◆ What you are asked to do ◆
Copy out all lines that hold "icon".
━━━━━ Rows ━━━━━
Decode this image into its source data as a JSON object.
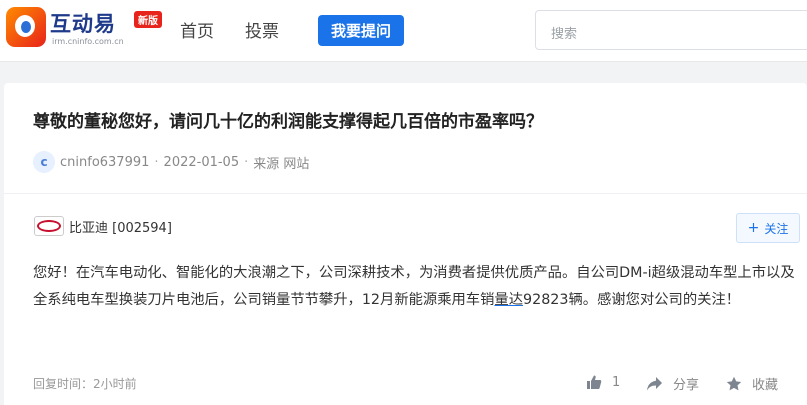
{
  "header": {
    "logo_title": "互动易",
    "logo_sub": "irm.cninfo.com.cn",
    "logo_badge": "新版",
    "nav": {
      "home": "首页",
      "vote": "投票"
    },
    "ask_button": "我要提问",
    "search_placeholder": "搜索"
  },
  "question": {
    "title": "尊敬的董秘您好，请问几十亿的利润能支撑得起几百倍的市盈率吗？",
    "avatar_letter": "c",
    "user": "cninfo637991",
    "date": "2022-01-05",
    "source": "来源 网站"
  },
  "answer": {
    "company": "比亚迪 [002594]",
    "follow_label": "关注",
    "text_before": "您好！在汽车电动化、智能化的大浪潮之下，公司深耕技术，为消费者提供优质产品。自公司DM-i超级混动车型上市以及全系纯电车型换装刀片电池后，公司销量节节攀升，12月新能源乘用车销",
    "text_underlined": "量达",
    "text_after": "92823辆。感谢您对公司的关注！",
    "reply_time": "回复时间：2小时前",
    "likes": "1",
    "share_label": "分享",
    "collect_label": "收藏"
  },
  "colors": {
    "accent": "#1a73e8",
    "brand_red": "#e8231b"
  }
}
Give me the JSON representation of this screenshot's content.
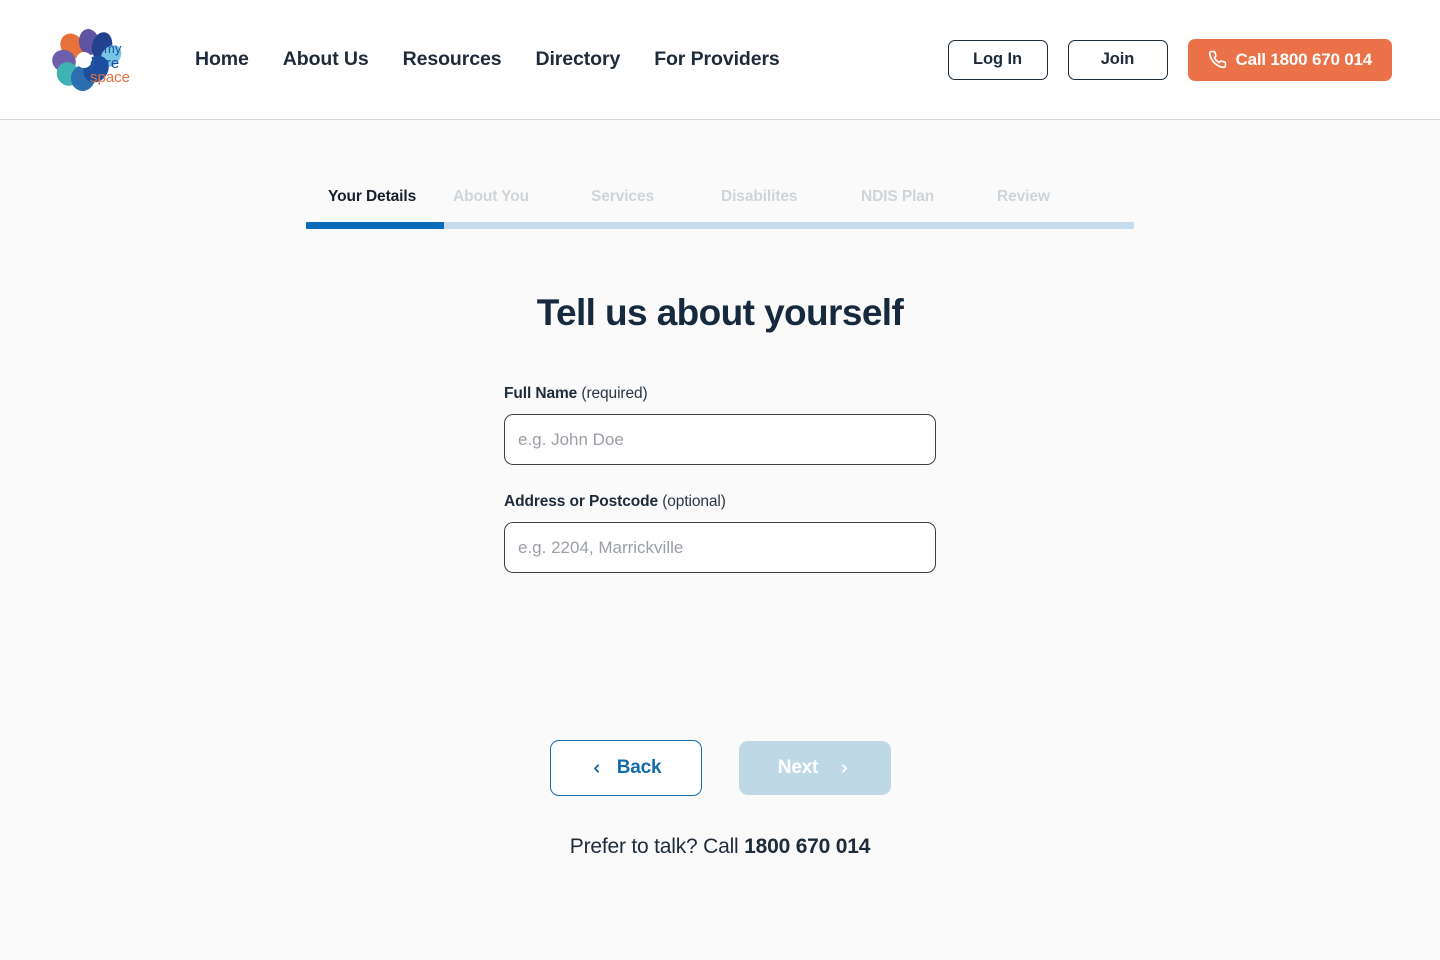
{
  "header": {
    "logo": {
      "name": "mycarespace-logo",
      "word_my": "my",
      "word_care": "care",
      "word_space": "space",
      "colors": {
        "orange": "#e8703a",
        "purple": "#6b5aa8",
        "navy": "#1b3f8f",
        "teal": "#3fb3b5",
        "lightblue": "#7fc3e8",
        "deepblue": "#1b4f9c"
      }
    },
    "nav": [
      {
        "label": "Home",
        "name": "nav-home"
      },
      {
        "label": "About Us",
        "name": "nav-about-us"
      },
      {
        "label": "Resources",
        "name": "nav-resources"
      },
      {
        "label": "Directory",
        "name": "nav-directory"
      },
      {
        "label": "For Providers",
        "name": "nav-for-providers"
      }
    ],
    "login_label": "Log In",
    "join_label": "Join",
    "call_label": "Call 1800 670 014",
    "call_icon": "phone-icon",
    "call_button_color": "#ea7148"
  },
  "stepper": {
    "steps": [
      {
        "label": "Your Details",
        "state": "active"
      },
      {
        "label": "About You",
        "state": "upcoming"
      },
      {
        "label": "Services",
        "state": "upcoming"
      },
      {
        "label": "Disabilites",
        "state": "upcoming"
      },
      {
        "label": "NDIS Plan",
        "state": "upcoming"
      },
      {
        "label": "Review",
        "state": "upcoming"
      }
    ],
    "progress_percent": 16.7,
    "active_color": "#0a6cb8",
    "track_color": "#c6dcec"
  },
  "main": {
    "title": "Tell us about yourself",
    "fields": [
      {
        "label_strong": "Full Name",
        "label_note": " (required)",
        "placeholder": "e.g. John Doe",
        "value": "",
        "required": true
      },
      {
        "label_strong": "Address or Postcode",
        "label_note": " (optional)",
        "placeholder": "e.g. 2204, Marrickville",
        "value": "",
        "required": false
      }
    ],
    "back_label": "Back",
    "back_icon": "chevron-left-icon",
    "next_label": "Next",
    "next_icon": "chevron-right-icon",
    "next_disabled": true,
    "prefer_talk_prefix": "Prefer to talk? Call ",
    "prefer_talk_phone": "1800 670 014"
  }
}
━━━━━
◆ Exercise solution ◆
    "call_icon": "phone-icon",
    "back_icon": "chevron-left-icon",
    "next_icon": "chevron-right-icon",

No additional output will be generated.